START Task inputs

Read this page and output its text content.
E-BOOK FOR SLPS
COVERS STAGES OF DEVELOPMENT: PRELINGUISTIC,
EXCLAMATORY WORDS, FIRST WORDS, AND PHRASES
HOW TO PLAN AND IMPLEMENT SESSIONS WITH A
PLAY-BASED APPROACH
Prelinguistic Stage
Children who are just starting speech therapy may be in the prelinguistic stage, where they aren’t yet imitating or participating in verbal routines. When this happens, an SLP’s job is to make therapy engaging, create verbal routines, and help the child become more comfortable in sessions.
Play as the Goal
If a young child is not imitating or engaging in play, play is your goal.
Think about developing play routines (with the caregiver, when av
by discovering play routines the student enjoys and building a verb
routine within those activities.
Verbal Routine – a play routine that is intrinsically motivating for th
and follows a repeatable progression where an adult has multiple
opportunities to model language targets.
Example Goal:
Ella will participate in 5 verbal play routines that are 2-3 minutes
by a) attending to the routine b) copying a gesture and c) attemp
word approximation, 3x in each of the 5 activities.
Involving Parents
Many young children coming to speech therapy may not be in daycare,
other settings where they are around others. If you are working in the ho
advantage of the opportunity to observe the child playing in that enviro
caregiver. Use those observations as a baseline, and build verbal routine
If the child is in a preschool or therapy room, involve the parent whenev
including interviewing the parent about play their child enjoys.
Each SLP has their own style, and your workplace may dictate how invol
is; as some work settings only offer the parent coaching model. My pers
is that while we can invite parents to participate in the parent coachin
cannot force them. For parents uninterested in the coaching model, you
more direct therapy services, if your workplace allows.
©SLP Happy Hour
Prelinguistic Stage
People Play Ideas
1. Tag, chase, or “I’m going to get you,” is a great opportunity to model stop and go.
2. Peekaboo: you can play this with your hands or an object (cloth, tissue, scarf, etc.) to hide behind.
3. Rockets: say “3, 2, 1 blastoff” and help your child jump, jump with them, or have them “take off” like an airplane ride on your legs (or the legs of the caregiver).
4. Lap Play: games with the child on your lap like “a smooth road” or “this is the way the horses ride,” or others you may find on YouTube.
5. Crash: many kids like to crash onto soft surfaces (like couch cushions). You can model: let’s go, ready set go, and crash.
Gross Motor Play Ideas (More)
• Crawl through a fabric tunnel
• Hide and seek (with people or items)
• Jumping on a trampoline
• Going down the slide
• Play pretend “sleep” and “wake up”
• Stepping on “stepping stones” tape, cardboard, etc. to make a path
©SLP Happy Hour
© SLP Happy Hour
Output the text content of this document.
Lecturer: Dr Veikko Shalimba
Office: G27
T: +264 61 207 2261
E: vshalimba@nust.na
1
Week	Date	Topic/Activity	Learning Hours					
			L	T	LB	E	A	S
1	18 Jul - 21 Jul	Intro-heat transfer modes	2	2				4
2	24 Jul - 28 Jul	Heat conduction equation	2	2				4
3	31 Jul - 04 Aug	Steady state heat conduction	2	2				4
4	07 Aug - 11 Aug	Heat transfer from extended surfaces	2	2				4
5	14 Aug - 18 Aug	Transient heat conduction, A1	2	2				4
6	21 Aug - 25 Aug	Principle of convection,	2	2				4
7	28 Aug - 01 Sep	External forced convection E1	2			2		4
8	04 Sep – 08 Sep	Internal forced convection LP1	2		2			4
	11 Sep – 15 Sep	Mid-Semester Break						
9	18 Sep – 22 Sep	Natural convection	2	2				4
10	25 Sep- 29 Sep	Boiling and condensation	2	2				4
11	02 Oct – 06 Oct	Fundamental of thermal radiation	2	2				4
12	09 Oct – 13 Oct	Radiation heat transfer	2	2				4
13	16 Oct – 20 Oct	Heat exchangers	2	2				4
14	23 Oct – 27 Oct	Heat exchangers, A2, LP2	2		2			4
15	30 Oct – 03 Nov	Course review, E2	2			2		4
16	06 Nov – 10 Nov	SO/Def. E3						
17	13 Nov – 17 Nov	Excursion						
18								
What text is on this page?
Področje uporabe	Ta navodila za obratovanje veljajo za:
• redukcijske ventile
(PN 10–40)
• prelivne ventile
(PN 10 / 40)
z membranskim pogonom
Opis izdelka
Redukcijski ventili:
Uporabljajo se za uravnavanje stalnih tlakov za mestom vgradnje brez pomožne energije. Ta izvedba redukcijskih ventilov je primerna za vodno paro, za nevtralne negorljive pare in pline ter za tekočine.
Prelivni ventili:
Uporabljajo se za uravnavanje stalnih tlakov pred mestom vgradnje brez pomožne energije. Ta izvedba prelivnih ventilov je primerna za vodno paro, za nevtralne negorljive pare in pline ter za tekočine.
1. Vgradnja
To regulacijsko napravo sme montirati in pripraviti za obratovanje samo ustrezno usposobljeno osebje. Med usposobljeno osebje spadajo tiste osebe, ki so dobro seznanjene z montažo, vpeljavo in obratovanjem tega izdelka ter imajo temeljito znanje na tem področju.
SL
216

END Task inputs

## Problem
Write out the full set of records exactly as given.

## Result for this exercise
Read this page and output its text content.
E-BOOK FOR SLPS
COVERS STAGES OF DEVELOPMENT: PRELINGUISTIC,
EXCLAMATORY WORDS, FIRST WORDS, AND PHRASES
HOW TO PLAN AND IMPLEMENT SESSIONS WITH A
PLAY-BASED APPROACH
Prelinguistic Stage
Children who are just starting speech therapy may be in the prelinguistic stage, where they aren’t yet imitating or participating in verbal routines. When this happens, an SLP’s job is to make therapy engaging, create verbal routines, and help the child become more comfortable in sessions.
Play as the Goal
If a young child is not imitating or engaging in play, play is your goal.
Think about developing play routines (with the caregiver, when av
by discovering play routines the student enjoys and building a verb
routine within those activities.
Verbal Routine – a play routine that is intrinsically motivating for th
and follows a repeatable progression where an adult has multiple
opportunities to model language targets.
Example Goal:
Ella will participate in 5 verbal play routines that are 2-3 minutes
by a) attending to the routine b) copying a gesture and c) attemp
word approximation, 3x in each of the 5 activities.
Involving Parents
Many young children coming to speech therapy may not be in daycare,
other settings where they are around others. If you are working in the ho
advantage of the opportunity to observe the child playing in that enviro
caregiver. Use those observations as a baseline, and build verbal routine
If the child is in a preschool or therapy room, involve the parent whenev
including interviewing the parent about play their child enjoys.
Each SLP has their own style, and your workplace may dictate how invol
is; as some work settings only offer the parent coaching model. My pers
is that while we can invite parents to participate in the parent coachin
cannot force them. For parents uninterested in the coaching model, you
more direct therapy services, if your workplace allows.
©SLP Happy Hour
Prelinguistic Stage
People Play Ideas
1. Tag, chase, or “I’m going to get you,” is a great opportunity to model stop and go.
2. Peekaboo: you can play this with your hands or an object (cloth, tissue, scarf, etc.) to hide behind.
3. Rockets: say “3, 2, 1 blastoff” and help your child jump, jump with them, or have them “take off” like an airplane ride on your legs (or the legs of the caregiver).
4. Lap Play: games with the child on your lap like “a smooth road” or “this is the way the horses ride,” or others you may find on YouTube.
5. Crash: many kids like to crash onto soft surfaces (like couch cushions). You can model: let’s go, ready set go, and crash.
Gross Motor Play Ideas (More)
• Crawl through a fabric tunnel
• Hide and seek (with people or items)
• Jumping on a trampoline
• Going down the slide
• Play pretend “sleep” and “wake up”
• Stepping on “stepping stones” tape, cardboard, etc. to make a path
©SLP Happy Hour
© SLP Happy Hour
Output the text content of this document.
Lecturer: Dr Veikko Shalimba
Office: G27
T: +264 61 207 2261
E: vshalimba@nust.na
1
Week	Date	Topic/Activity	Learning Hours					
			L	T	LB	E	A	S
1	18 Jul - 21 Jul	Intro-heat transfer modes	2	2				4
2	24 Jul - 28 Jul	Heat conduction equation	2	2				4
3	31 Jul - 04 Aug	Steady state heat conduction	2	2				4
4	07 Aug - 11 Aug	Heat transfer from extended surfaces	2	2				4
5	14 Aug - 18 Aug	Transient heat conduction, A1	2	2				4
6	21 Aug - 25 Aug	Principle of convection,	2	2				4
7	28 Aug - 01 Sep	External forced convection E1	2			2		4
8	04 Sep – 08 Sep	Internal forced convection LP1	2		2			4
	11 Sep – 15 Sep	Mid-Semester Break						
9	18 Sep – 22 Sep	Natural convection	2	2				4
10	25 Sep- 29 Sep	Boiling and condensation	2	2				4
11	02 Oct – 06 Oct	Fundamental of thermal radiation	2	2				4
12	09 Oct – 13 Oct	Radiation heat transfer	2	2				4
13	16 Oct – 20 Oct	Heat exchangers	2	2				4
14	23 Oct – 27 Oct	Heat exchangers, A2, LP2	2		2			4
15	30 Oct – 03 Nov	Course review, E2	2			2		4
16	06 Nov – 10 Nov	SO/Def. E3						
17	13 Nov – 17 Nov	Excursion						
18								
What text is on this page?
Področje uporabe	Ta navodila za obratovanje veljajo za:
• redukcijske ventile
(PN 10–40)
• prelivne ventile
(PN 10 / 40)
z membranskim pogonom
Opis izdelka
Redukcijski ventili:
Uporabljajo se za uravnavanje stalnih tlakov za mestom vgradnje brez pomožne energije. Ta izvedba redukcijskih ventilov je primerna za vodno paro, za nevtralne negorljive pare in pline ter za tekočine.
Prelivni ventili:
Uporabljajo se za uravnavanje stalnih tlakov pred mestom vgradnje brez pomožne energije. Ta izvedba prelivnih ventilov je primerna za vodno paro, za nevtralne negorljive pare in pline ter za tekočine.
1. Vgradnja
To regulacijsko napravo sme montirati in pripraviti za obratovanje samo ustrezno usposobljeno osebje. Med usposobljeno osebje spadajo tiste osebe, ki so dobro seznanjene z montažo, vpeljavo in obratovanjem tega izdelka ter imajo temeljito znanje na tem področju.
SL
216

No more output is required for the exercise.